Data records:
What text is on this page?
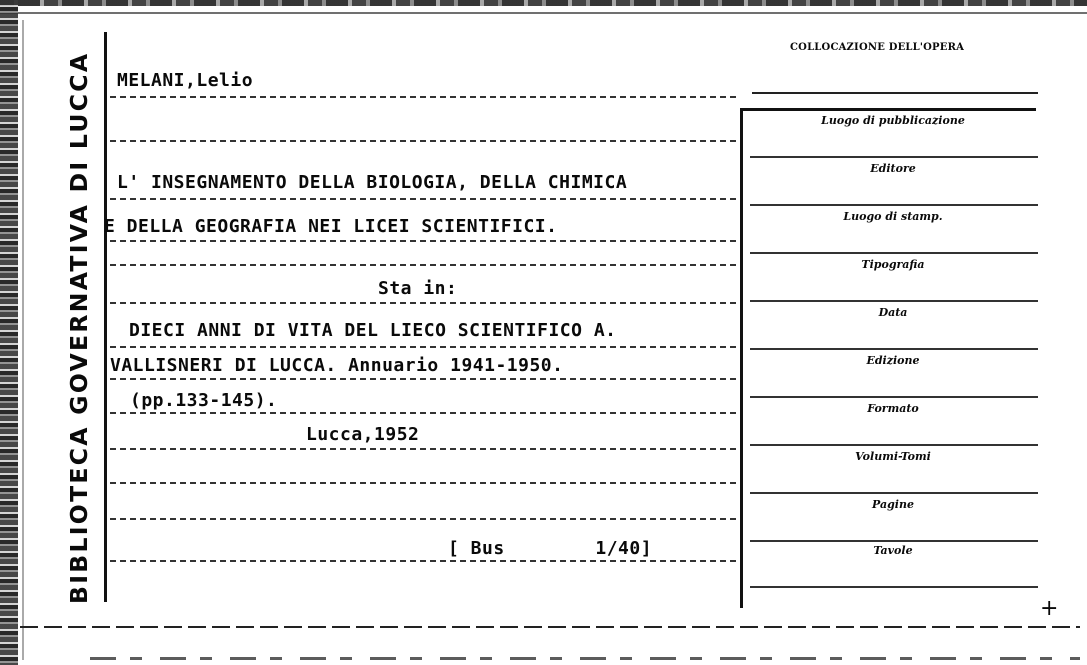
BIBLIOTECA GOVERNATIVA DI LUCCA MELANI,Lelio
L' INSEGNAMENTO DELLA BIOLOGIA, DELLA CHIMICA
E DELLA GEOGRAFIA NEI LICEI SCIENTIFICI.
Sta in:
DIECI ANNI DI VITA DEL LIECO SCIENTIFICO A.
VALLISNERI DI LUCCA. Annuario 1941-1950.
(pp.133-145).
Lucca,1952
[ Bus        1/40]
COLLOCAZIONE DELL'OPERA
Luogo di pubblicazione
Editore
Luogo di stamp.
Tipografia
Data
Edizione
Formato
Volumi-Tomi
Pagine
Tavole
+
...
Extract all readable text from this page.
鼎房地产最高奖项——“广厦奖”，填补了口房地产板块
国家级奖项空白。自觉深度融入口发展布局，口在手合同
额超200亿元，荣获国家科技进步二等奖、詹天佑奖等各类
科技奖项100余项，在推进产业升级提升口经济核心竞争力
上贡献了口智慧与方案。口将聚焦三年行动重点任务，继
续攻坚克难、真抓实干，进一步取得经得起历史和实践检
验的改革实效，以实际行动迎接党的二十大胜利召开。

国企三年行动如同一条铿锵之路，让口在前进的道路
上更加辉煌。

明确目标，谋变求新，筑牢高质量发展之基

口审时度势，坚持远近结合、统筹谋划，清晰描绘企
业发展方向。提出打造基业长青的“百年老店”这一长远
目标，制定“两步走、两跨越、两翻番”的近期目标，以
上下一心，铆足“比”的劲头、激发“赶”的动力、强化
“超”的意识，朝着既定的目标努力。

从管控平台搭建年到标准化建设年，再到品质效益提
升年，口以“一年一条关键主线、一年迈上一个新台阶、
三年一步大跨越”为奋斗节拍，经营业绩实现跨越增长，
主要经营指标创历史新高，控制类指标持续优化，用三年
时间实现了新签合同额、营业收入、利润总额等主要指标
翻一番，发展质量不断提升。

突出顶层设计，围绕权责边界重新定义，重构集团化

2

_Written task_:
Copy every line of the material in which the word "this" occurs.

_Expected output_:
What text is on this page?
Extract all readable text from this page.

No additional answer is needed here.